TEXTO FORNECIDO —
>>>

O consumo de água de uma residência, imóvel comercial ou industrial poderá definir o valor a ser pago na 'taxa do lixo', tarifa que será criada para custear a manutenção e investimentos na concessão dos resíduos sólidos, em discussão na Câmara Municipal.
A Prefeitura de Bauru ainda não tem detalhes sobre o valor médio a ser cobrado todo mês da população, mas pode colocar valores fixos dentro de cada faixa de consumo.
O estudo contratado pela Caixa foi apresentado em audiência pública. Técnicos do banco federal e do consórcio contratado para o estudo mostraram a previsão de custo no período de 20 anos, prazo estimado de concessão.
Para investimento, o valor é de R$ 140 milhões, boa parte no segundo, terceiro, nono e décimo anos de contrato. Já o custo operacional é de R$ 324,7 milhões no período, com média acima de R$ 15 milhões anuais.

<<<

DADOS FORNECIDOS —
>>>

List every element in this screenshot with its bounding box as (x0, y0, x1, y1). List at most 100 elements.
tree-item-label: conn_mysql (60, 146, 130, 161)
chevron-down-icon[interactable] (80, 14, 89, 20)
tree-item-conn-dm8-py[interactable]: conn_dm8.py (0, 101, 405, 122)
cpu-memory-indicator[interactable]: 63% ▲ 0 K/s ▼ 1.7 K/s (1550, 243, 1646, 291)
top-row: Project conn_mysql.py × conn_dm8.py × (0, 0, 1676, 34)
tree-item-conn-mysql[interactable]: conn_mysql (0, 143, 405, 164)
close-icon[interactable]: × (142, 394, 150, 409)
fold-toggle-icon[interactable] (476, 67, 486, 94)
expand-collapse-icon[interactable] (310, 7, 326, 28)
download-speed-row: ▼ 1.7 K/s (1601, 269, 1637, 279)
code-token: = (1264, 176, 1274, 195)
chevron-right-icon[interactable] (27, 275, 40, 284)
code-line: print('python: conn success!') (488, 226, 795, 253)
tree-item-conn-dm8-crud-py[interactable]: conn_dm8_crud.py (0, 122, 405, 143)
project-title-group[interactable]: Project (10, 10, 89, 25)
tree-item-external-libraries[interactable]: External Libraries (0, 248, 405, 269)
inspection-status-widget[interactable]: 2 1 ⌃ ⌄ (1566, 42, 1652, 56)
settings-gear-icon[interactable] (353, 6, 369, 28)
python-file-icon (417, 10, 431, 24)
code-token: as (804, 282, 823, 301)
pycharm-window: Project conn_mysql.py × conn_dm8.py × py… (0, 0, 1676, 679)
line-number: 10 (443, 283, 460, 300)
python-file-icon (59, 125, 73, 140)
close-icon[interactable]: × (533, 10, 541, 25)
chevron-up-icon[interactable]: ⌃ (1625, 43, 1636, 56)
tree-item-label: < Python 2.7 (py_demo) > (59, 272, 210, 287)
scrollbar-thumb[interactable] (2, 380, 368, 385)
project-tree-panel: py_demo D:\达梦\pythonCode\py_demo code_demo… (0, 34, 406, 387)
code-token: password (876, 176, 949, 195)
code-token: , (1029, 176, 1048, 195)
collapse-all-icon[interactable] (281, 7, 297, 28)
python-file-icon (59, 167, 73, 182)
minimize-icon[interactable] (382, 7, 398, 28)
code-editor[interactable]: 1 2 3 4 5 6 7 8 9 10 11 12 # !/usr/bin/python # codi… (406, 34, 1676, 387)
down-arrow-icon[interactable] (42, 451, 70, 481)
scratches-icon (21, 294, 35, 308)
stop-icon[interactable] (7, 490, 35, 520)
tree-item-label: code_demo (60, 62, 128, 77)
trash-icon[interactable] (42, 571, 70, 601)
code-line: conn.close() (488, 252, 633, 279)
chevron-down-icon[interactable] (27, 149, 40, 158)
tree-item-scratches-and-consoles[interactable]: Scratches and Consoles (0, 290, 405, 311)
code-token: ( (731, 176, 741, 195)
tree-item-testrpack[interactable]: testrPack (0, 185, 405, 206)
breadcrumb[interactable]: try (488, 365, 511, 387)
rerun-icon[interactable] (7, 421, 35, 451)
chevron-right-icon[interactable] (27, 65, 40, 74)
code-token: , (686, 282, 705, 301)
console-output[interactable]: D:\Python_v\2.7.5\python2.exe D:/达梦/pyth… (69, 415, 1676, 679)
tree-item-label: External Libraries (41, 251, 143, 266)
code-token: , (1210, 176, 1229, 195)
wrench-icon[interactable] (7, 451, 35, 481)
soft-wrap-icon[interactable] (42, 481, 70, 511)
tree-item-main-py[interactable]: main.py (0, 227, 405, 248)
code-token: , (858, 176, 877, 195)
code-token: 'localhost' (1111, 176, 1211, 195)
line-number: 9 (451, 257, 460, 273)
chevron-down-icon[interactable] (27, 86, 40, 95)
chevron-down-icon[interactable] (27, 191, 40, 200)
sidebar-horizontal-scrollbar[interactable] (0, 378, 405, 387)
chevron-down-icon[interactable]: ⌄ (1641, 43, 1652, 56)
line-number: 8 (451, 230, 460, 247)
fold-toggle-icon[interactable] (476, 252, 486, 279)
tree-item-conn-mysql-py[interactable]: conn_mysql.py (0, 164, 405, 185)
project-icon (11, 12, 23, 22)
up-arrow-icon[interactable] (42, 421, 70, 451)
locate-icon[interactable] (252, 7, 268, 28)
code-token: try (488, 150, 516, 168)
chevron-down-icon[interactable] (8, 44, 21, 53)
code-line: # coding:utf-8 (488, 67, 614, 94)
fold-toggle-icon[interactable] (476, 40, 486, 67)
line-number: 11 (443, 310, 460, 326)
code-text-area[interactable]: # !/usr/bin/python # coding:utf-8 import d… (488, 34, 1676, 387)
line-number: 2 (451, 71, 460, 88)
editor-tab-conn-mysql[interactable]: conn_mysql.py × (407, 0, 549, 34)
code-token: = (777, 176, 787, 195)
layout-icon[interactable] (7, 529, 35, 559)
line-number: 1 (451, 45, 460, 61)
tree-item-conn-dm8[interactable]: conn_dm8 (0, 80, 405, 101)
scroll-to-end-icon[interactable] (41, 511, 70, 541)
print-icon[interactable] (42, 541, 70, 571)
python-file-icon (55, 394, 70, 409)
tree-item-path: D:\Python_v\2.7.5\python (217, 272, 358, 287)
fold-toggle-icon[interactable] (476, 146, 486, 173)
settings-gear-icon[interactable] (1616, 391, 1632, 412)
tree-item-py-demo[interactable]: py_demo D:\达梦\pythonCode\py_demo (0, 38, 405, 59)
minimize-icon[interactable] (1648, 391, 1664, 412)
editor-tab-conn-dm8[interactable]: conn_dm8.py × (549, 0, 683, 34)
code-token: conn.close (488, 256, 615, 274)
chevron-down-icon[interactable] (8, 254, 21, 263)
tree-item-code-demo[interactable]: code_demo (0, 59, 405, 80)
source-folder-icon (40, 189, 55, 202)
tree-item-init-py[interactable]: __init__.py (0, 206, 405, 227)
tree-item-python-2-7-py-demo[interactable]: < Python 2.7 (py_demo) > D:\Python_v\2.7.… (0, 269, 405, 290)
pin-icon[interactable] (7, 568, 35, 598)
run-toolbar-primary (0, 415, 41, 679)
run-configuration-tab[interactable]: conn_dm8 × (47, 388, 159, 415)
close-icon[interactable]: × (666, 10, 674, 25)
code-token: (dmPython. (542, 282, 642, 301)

<<<

ENUNCIADO DA TAREFA — Dê sequência ao texto sobre a taxa do lixo em Bauru, começando logo depois da última frase apresentada. Os registros não desempenham nenhum papel neste trabalho.

RESPOSTA —
O modelo sugerido de cobrança ao usuário aproveita a aferição do Departamento de Água e Esgoto (DAE). Portanto, o consumidor que utiliza mais água, pagaria também um valor maior na 'taxa do lixo'. Os que consomem menos, pagariam menos. Isso valeria tanto para consumidores residenciais como também para comércios e indústrias.
A cobrança deve ser realizada pela autarquia, que ficará com parte da arrecadação. Para isso, uma lei terá que incluir essa atribuição entre os serviços prestados pelo DAE em Bauru. Consumidores da tarifa social de água devem ficar isentos da taxa do lixo.
Na audiência, o vereador Coronel Meira (PSL) disse que o critério é bastante subjetivo, pois não há relação direta entre consumo de água e produção de lixo em uma residência ou empresa. Ele sugere que outros elementos sejam utilizados para definir o valor da taxa.
Os técnicos lembram que isso está previsto no Marco do Saneamento.
MODELO
O modelo para Bauru tem previsão de investimento nos primeiros anos em estruturação dos Ecopontos e cooperativas de reciclagem, para aumentar a capacidade de processamento do material reciclável, e ainda a criação de um centro de triagem dos resíduos.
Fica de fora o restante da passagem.